** START DATA PROVIDED **

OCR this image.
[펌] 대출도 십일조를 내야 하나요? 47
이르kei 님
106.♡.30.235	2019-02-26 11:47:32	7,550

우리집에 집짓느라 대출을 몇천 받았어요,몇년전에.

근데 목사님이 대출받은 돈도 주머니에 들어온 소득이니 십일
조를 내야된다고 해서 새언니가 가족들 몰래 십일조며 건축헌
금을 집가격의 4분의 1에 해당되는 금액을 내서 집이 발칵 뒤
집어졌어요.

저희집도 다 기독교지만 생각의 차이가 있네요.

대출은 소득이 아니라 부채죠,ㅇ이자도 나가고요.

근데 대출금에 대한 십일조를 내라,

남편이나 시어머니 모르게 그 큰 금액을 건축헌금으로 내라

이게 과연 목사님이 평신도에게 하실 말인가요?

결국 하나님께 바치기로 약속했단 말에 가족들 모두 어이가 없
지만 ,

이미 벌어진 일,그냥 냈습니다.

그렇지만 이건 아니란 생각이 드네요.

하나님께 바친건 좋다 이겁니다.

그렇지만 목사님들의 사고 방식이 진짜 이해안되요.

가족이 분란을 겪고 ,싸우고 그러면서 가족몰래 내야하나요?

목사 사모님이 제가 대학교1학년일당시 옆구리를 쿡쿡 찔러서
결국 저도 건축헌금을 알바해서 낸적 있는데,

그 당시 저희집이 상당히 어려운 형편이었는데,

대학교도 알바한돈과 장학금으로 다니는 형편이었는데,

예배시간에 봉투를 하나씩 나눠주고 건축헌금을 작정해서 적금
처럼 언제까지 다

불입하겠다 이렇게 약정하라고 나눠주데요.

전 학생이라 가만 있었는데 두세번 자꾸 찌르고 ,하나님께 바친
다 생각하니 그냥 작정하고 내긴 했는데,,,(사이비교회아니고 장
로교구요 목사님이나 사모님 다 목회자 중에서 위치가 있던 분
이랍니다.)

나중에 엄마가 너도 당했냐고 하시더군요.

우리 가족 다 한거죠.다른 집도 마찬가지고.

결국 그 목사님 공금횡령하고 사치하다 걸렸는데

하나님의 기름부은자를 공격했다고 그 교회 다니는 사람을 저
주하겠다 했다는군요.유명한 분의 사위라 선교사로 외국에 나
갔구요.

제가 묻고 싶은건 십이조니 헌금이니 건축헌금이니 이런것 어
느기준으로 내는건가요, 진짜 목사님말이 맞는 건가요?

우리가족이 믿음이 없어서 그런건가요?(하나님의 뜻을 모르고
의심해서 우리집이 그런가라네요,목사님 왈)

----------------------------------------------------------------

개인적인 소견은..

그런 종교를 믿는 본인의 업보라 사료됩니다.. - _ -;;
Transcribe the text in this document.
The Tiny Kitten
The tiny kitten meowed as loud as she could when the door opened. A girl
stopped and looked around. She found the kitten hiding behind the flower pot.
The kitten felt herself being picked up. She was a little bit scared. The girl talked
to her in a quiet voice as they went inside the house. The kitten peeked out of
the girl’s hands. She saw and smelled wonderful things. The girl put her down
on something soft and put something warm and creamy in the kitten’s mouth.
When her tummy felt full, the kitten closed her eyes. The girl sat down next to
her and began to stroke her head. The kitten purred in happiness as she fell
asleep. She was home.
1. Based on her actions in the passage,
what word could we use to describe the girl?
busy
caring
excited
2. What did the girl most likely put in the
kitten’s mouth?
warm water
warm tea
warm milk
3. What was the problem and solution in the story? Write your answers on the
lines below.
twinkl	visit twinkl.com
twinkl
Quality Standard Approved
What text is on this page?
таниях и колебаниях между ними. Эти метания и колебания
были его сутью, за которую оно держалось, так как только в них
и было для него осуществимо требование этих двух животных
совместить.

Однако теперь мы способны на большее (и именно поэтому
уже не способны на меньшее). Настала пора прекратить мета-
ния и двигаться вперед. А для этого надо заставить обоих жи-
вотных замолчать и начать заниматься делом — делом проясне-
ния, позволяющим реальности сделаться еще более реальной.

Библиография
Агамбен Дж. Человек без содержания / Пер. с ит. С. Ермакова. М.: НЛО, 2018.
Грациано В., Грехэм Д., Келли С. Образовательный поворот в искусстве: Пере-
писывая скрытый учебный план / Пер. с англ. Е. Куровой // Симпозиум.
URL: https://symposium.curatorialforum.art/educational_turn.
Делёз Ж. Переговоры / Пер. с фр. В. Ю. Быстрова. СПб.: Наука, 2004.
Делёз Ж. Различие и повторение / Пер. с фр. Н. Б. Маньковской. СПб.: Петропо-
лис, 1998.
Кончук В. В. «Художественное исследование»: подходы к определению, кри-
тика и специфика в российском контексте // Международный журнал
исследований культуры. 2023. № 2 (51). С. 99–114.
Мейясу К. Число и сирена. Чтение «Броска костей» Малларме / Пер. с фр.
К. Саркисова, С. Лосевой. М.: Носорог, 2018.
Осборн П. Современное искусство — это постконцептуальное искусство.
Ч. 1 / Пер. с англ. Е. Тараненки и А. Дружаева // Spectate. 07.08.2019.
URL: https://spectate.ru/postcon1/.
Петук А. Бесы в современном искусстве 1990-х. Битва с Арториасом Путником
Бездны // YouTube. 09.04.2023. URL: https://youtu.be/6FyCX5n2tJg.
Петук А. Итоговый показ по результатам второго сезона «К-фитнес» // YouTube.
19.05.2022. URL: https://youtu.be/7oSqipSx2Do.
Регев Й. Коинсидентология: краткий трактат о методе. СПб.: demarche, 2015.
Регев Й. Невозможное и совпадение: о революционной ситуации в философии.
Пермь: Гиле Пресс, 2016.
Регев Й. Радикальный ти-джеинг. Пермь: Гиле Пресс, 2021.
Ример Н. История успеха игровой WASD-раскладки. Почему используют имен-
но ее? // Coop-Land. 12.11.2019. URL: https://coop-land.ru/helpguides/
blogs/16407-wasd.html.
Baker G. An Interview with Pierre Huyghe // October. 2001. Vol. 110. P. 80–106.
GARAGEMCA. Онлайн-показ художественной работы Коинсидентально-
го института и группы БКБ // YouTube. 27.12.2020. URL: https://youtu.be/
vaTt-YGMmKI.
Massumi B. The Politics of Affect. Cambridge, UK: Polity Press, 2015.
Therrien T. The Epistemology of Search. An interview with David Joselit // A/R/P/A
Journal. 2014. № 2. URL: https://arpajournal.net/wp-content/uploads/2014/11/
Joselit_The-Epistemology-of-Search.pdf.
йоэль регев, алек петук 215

** END DATA PROVIDED **

*WORK TO DO*
Which lines of the data above contain "건축헌금을"? Copy each one.

*TASK SOLUTION*
결국 저도 건축헌금을 알바해서 낸적 있는데,
예배시간에 봉투를 하나씩 나눠주고 건축헌금을 작정해서 적금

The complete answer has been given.